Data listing
────────

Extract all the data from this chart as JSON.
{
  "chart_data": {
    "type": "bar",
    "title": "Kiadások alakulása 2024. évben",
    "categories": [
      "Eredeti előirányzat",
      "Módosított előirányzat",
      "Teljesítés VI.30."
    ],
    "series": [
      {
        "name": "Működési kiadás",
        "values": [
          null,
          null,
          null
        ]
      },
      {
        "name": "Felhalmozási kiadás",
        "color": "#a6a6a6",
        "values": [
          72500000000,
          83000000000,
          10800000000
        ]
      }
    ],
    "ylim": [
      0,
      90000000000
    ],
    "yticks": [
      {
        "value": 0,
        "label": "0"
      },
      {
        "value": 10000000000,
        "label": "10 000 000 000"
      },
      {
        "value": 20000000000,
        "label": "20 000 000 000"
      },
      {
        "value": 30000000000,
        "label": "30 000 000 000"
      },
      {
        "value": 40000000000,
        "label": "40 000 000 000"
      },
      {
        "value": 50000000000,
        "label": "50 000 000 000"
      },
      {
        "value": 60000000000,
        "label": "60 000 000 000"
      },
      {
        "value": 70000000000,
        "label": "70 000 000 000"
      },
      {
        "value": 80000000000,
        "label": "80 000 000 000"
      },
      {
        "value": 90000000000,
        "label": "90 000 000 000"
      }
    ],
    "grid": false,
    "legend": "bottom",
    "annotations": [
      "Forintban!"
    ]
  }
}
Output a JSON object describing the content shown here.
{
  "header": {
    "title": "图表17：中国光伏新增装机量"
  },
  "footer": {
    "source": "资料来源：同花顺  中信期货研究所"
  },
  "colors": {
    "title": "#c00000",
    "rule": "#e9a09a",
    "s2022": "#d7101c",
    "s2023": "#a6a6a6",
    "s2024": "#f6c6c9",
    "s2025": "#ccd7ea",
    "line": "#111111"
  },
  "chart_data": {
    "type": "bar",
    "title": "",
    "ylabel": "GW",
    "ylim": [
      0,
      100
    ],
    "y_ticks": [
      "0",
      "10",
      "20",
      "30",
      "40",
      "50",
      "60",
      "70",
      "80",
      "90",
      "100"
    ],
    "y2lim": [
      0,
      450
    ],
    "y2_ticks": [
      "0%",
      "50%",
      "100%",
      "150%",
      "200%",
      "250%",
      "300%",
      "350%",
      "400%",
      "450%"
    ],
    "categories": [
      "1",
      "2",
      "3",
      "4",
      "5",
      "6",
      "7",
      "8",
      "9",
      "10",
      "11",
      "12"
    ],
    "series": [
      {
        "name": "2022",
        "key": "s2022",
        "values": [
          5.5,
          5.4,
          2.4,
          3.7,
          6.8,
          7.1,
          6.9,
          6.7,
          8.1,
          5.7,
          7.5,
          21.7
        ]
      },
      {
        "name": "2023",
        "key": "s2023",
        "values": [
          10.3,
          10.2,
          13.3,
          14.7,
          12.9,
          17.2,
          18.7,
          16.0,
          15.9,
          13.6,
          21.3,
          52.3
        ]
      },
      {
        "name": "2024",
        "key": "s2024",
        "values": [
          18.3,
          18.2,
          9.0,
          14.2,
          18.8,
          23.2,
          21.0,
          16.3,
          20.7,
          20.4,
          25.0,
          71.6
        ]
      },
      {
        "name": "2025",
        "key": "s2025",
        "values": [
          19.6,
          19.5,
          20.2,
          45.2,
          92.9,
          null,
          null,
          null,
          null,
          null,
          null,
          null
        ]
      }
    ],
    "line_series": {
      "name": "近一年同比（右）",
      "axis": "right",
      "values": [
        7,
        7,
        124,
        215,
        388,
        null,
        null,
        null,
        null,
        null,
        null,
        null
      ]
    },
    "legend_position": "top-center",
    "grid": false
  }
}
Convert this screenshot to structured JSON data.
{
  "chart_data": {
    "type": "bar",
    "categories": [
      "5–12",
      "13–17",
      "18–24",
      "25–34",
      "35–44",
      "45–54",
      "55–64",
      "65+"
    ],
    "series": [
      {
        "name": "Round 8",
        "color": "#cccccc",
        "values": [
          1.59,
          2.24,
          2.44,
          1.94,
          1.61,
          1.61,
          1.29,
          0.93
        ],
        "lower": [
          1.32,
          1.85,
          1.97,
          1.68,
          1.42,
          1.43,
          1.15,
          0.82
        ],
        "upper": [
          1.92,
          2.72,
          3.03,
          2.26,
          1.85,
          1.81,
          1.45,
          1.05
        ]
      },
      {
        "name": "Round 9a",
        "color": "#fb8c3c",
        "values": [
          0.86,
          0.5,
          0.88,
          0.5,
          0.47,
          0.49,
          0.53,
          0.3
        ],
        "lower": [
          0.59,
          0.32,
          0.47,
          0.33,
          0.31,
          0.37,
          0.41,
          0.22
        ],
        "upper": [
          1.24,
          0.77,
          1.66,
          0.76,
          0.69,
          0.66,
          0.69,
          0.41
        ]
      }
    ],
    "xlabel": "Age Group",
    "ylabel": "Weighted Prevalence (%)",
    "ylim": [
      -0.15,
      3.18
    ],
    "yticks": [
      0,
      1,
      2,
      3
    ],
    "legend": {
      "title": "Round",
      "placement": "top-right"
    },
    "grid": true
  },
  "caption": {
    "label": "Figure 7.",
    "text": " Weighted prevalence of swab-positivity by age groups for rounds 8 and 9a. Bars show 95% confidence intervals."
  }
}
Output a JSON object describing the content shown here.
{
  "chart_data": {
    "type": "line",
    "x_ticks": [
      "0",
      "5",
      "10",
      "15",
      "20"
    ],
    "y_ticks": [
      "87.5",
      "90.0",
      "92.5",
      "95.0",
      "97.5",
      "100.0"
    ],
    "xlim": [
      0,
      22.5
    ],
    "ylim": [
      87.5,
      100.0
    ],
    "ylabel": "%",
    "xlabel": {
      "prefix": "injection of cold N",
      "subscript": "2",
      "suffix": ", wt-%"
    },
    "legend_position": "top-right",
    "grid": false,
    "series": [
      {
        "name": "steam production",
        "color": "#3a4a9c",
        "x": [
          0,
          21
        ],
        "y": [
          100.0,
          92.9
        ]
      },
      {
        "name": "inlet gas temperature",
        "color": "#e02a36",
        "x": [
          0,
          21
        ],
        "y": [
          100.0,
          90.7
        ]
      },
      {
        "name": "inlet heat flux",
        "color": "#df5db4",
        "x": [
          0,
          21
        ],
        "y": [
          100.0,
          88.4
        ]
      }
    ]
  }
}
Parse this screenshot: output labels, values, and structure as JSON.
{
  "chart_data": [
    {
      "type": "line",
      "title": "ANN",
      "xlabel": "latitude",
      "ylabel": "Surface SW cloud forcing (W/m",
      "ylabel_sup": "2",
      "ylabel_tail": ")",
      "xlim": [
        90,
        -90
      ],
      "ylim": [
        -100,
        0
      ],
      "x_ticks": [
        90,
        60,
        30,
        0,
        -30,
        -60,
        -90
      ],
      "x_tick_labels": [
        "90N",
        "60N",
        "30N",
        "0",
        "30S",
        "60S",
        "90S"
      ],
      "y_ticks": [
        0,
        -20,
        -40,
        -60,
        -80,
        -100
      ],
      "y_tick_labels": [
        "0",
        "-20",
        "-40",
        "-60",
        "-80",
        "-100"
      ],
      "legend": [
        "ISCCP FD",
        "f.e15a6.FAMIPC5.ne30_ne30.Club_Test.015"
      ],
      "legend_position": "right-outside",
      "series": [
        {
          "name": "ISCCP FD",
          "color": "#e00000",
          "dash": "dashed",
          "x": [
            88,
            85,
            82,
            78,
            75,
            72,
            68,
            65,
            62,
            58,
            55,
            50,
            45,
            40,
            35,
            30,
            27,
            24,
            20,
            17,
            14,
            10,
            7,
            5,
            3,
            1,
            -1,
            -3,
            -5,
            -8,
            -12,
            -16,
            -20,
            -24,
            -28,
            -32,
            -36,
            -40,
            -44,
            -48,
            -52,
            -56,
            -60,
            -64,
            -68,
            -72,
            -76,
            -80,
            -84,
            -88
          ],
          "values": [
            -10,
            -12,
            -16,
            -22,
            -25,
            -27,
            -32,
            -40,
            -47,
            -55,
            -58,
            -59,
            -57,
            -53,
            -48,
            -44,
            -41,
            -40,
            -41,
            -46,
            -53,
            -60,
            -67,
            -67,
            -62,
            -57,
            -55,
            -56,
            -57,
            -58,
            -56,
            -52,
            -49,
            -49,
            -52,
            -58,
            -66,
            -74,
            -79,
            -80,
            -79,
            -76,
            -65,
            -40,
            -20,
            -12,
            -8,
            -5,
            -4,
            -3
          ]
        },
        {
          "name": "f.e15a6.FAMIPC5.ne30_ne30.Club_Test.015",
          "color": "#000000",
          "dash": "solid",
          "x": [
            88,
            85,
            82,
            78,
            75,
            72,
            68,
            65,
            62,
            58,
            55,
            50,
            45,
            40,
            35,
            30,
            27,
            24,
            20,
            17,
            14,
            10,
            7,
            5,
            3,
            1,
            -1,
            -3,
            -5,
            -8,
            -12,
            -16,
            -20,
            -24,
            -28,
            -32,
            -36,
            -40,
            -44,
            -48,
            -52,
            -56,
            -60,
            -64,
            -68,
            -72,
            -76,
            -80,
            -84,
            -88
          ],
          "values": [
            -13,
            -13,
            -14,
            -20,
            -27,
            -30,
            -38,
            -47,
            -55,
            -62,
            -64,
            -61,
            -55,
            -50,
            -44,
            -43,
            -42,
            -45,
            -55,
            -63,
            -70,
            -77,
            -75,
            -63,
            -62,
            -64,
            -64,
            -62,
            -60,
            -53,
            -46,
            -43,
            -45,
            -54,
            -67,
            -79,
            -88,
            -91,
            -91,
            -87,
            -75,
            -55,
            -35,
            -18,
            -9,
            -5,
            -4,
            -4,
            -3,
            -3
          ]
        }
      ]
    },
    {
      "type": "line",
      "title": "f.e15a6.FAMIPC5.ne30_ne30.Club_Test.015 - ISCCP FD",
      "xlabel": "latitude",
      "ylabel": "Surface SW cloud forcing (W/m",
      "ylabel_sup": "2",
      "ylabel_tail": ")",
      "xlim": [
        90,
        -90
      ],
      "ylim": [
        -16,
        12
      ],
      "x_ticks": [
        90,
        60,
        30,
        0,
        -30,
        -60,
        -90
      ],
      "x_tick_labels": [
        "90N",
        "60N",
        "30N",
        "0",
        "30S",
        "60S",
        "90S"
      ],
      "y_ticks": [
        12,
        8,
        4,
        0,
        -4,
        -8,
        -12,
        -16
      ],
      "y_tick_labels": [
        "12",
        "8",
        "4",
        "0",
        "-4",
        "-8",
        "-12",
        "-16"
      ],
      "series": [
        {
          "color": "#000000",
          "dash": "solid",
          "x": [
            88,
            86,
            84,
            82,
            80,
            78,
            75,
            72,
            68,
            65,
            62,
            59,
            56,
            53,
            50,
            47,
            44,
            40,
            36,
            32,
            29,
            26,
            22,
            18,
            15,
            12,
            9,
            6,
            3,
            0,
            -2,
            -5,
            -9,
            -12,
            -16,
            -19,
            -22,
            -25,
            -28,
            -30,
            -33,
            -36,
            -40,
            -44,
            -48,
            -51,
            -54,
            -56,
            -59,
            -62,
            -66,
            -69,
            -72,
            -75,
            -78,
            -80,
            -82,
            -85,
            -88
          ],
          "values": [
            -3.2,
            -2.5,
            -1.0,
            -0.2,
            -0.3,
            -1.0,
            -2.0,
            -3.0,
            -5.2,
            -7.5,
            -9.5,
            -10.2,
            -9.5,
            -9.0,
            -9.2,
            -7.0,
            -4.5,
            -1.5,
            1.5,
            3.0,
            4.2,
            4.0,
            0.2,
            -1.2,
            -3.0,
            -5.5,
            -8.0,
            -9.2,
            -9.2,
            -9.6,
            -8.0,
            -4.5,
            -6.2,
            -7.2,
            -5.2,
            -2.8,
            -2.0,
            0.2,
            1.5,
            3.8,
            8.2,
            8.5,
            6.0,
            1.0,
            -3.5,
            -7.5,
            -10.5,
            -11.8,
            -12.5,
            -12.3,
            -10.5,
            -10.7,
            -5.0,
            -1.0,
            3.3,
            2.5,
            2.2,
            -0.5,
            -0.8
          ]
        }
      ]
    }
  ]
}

────────

Short task: Answer with one number only: how many lines above contain the word "Weighted".

Written reply: 2